ЗАДАНИЯ:
• 1. Объясните по статье о Леонове и романе «Пирамида», почему в свете этого романа диалог Чередилова и Вихрова из «Русского леса» читается по-другому. Уложитесь в одно–три предложения.
• 2. Продолжите статью о Леонове и романе «Пирамида» после последнего предложения фрагмента.

ФРАГМЕНТ ТЕКСТА:
На главную страницу

Леонид Леонов. Новости
Биография Леонида Леонова
Книги Леонида Леонова
Высказывания Леонида Леонова
Статьи о Леонове
Аудио, видео
Фотографии Леонова
Ссылки на другие сайты
Обратная связь
Гостевая книга

.
Дарвин, Уэллс и роман "Пирамида"

Д. Т о м с о н
(Канада)

Всю жизнь Леонов задумывался над будущим человечества: как будут жить в век рационализма, материализма, без религии? С появлением «Пирамиды» стало особенно ясно, что эти вопросы лежат в основе всего его творчества. В произведениях писателя со­ветского периода они обычно соотносятся только с так называемы­ми отрицательными персонажами. Например, в известном эпизоде «Русского леса» (1953) Чередилов задает Вихрову вопрос. «Зачем жизнь?» Вихров отвечает: «Когда человеку дарят солнце, непри­лично спрашивать, к чему оно» (Соч., 9, 268—269). Чередилов, ко­нечно, «отрицательный», а Вихров «положительный», и читатель сначала воспринимает этот диалог как противопоставление вихровской жизнестойкости и чередиловской слабохарактерности. Но в свете «Пирамиды» диалог читается по-другому, и мы понимаем, что здесь Леонов, всю жизнь ставивший такие «неприличные» во­просы, ближе к Чередилову, чем к своему любимцу Вихрову.

ПЕРЕЧЕНЬ ЗАПИСЕЙ:
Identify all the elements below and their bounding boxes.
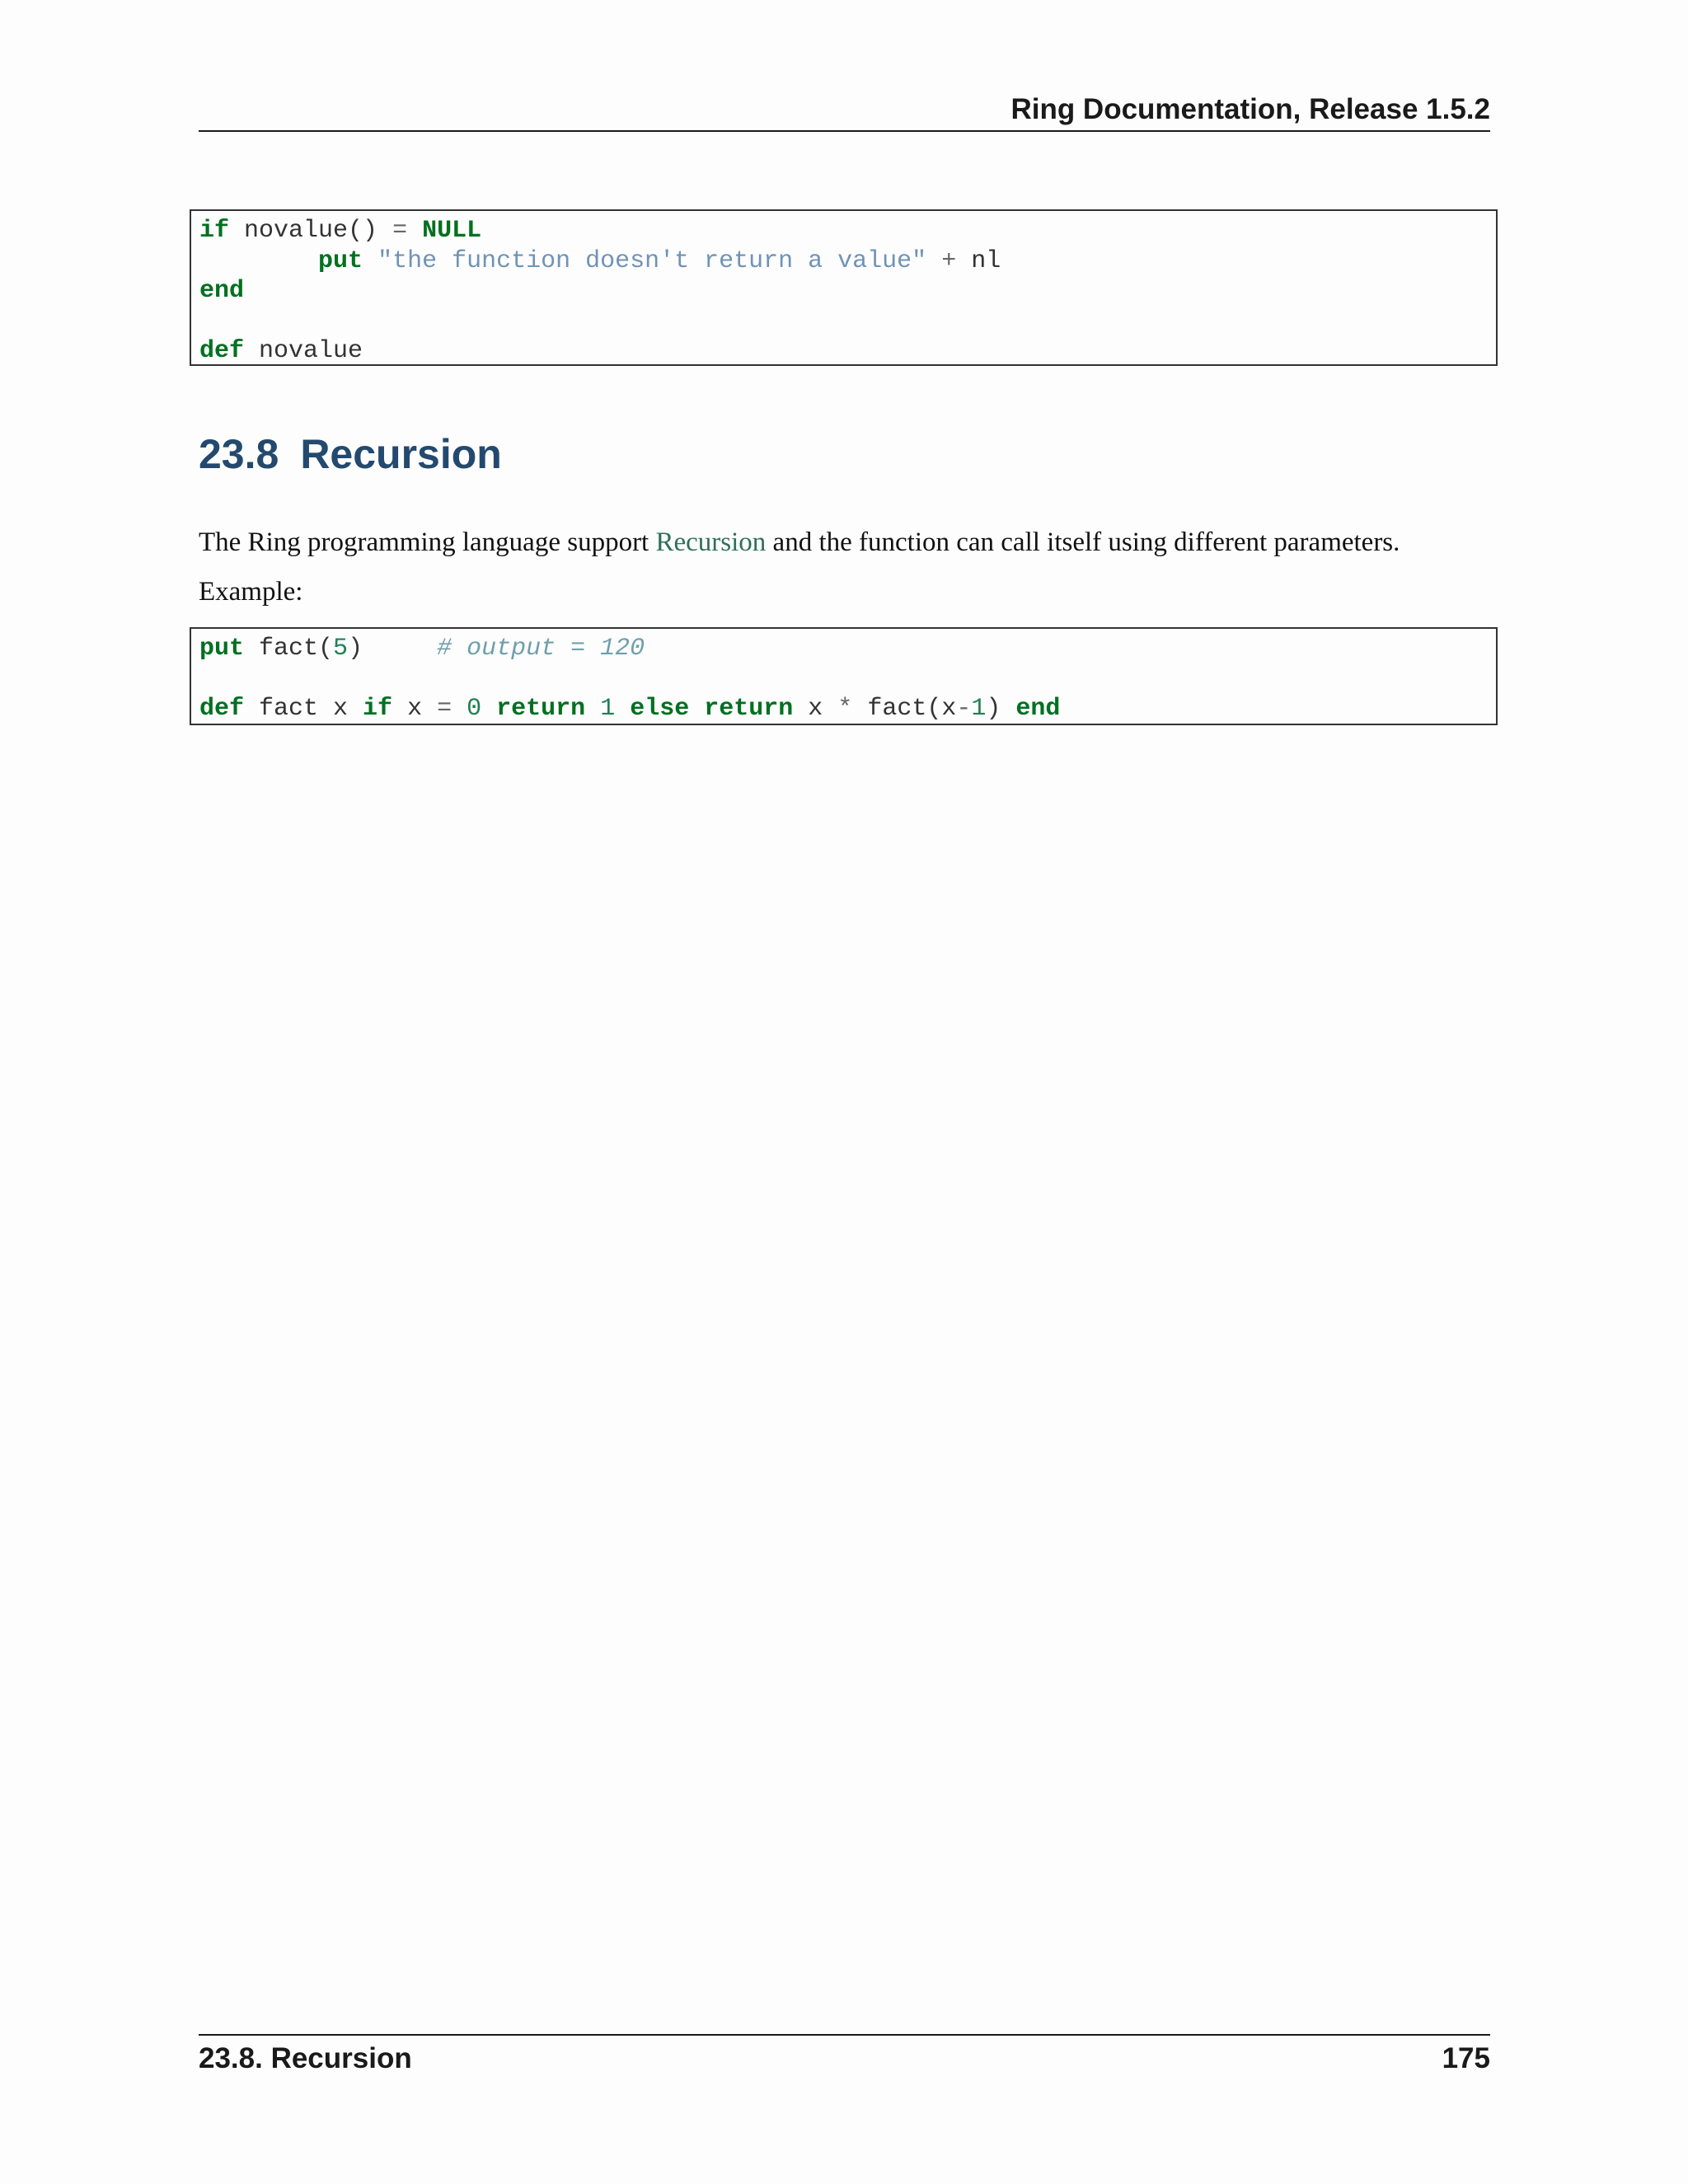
operator-equals: = [392, 217, 408, 245]
code-text [363, 247, 377, 275]
operator-multiply: * [837, 695, 853, 723]
keyword-put: put [199, 635, 245, 663]
code-text [481, 695, 496, 723]
paragraph-example-label: Example: [199, 577, 303, 607]
code-comment: # output = 120 [437, 635, 645, 663]
running-header-title: Ring Documentation, Release 1.5.2 [1010, 93, 1490, 125]
code-text: ) [986, 695, 1016, 723]
string-literal: "the function doesn't return a value" [377, 246, 927, 275]
code-text: novalue() [229, 217, 393, 245]
code-line-blank [199, 664, 1488, 695]
code-text [407, 217, 422, 245]
page-number: 175 [1442, 2042, 1490, 2074]
code-text: x [793, 695, 838, 723]
code-text: fact x [244, 695, 363, 723]
keyword-else: else [630, 695, 690, 723]
code-text: x [392, 695, 438, 723]
code-line [199, 336, 1488, 367]
code-line [199, 276, 1488, 307]
keyword-if: if [199, 217, 230, 245]
code-text: fact( [244, 635, 334, 663]
keyword-if: if [363, 695, 393, 723]
footer-section-label: 23.8. Recursion [199, 2042, 412, 2074]
keyword-def: def [199, 337, 245, 365]
code-text [452, 695, 467, 723]
code-line [199, 216, 1488, 246]
number-literal: 5 [333, 635, 349, 663]
paragraph-intro [199, 527, 1400, 558]
code-text [615, 695, 630, 723]
footer-rule [199, 2034, 1490, 2036]
operator-minus: - [956, 695, 972, 723]
recursion-link[interactable]: Recursion [655, 527, 767, 557]
keyword-return: return [704, 695, 794, 723]
code-text: fact(x [852, 695, 957, 723]
keyword-def: def [199, 695, 245, 723]
code-text [926, 247, 941, 275]
code-line-blank [199, 307, 1488, 337]
number-literal: 1 [971, 695, 987, 723]
keyword-end: end [199, 277, 245, 305]
code-text [689, 695, 704, 723]
code-block-novalue [190, 209, 1498, 366]
operator-plus: + [941, 246, 957, 275]
code-text: novalue [244, 337, 363, 365]
header-rule [199, 130, 1490, 132]
keyword-return: return [496, 695, 586, 723]
keyword-end: end [1015, 695, 1061, 723]
section-number: 23.8 [199, 431, 279, 477]
number-literal: 0 [467, 695, 482, 723]
paragraph-text: The Ring programming language support [199, 527, 656, 557]
code-line [199, 634, 1488, 664]
section-title: Recursion [300, 431, 502, 477]
paragraph-text: and the function can call itself using different parameters. [766, 527, 1400, 557]
code-text [585, 695, 600, 723]
keyword-null: NULL [422, 217, 482, 245]
section-heading [199, 430, 502, 478]
keyword-put: put [318, 246, 363, 275]
code-block-recursion [190, 627, 1498, 725]
code-line [199, 246, 1488, 277]
code-text: nl [956, 246, 1001, 275]
code-indent [199, 247, 318, 275]
code-text: ) [348, 635, 438, 663]
code-line [199, 694, 1488, 724]
number-literal: 1 [600, 695, 616, 723]
operator-equals: = [437, 695, 452, 723]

ОТВЕТЫ ПО ЗАДАНИЯМ:
• 1. С появлением «Пирамиды» стало ясно, что вопросы о будущем человечества лежат в основе всего творчества Леонова. Сам писатель всю жизнь ставил такие «неприличные» вопросы, как чередиловское «Зачем жизнь?». Поэтому в этом диалоге он оказывается ближе к Чередилову, чем к своему любимцу Вихрову.

• 2.
Однако же для Леонова самый актуальный вопрос, как мне ка­жется, не вопрос «Зачем жизнь?» или даже «Зачем Вселенная?», а вопрос «Зачем человек?». В апокрифической Книге Еноха, лежа­щей в основе «Пирамиды», раздор среди ангелов вызван именно сотворением человека. История человечества состоит из попыток сатаны убедить Бога, что человек недостоин высокой, избранной роли и соответственно желания Бога оправдать его.
В начале своего творческого пути Леонов относился в общем оптимистически к проблеме назначения человека. Так, в «Воре» (1927, 1959, 1982) он писал: «Вверху, в пространствах, тысяче­кратно повторенных во все стороны, бушуют звезды, а внизу — всего только люди... но какой ничтожной пустотой стало бы без них все это! Наполняя собой, подвигом своим и страданьем мир, ты, человек, заново творишь его...» (Соч., 3, 9). Но в последние десятилетия его жизни этот положительный взгляд сильно омра­чился вследствие исторического опыта XX в.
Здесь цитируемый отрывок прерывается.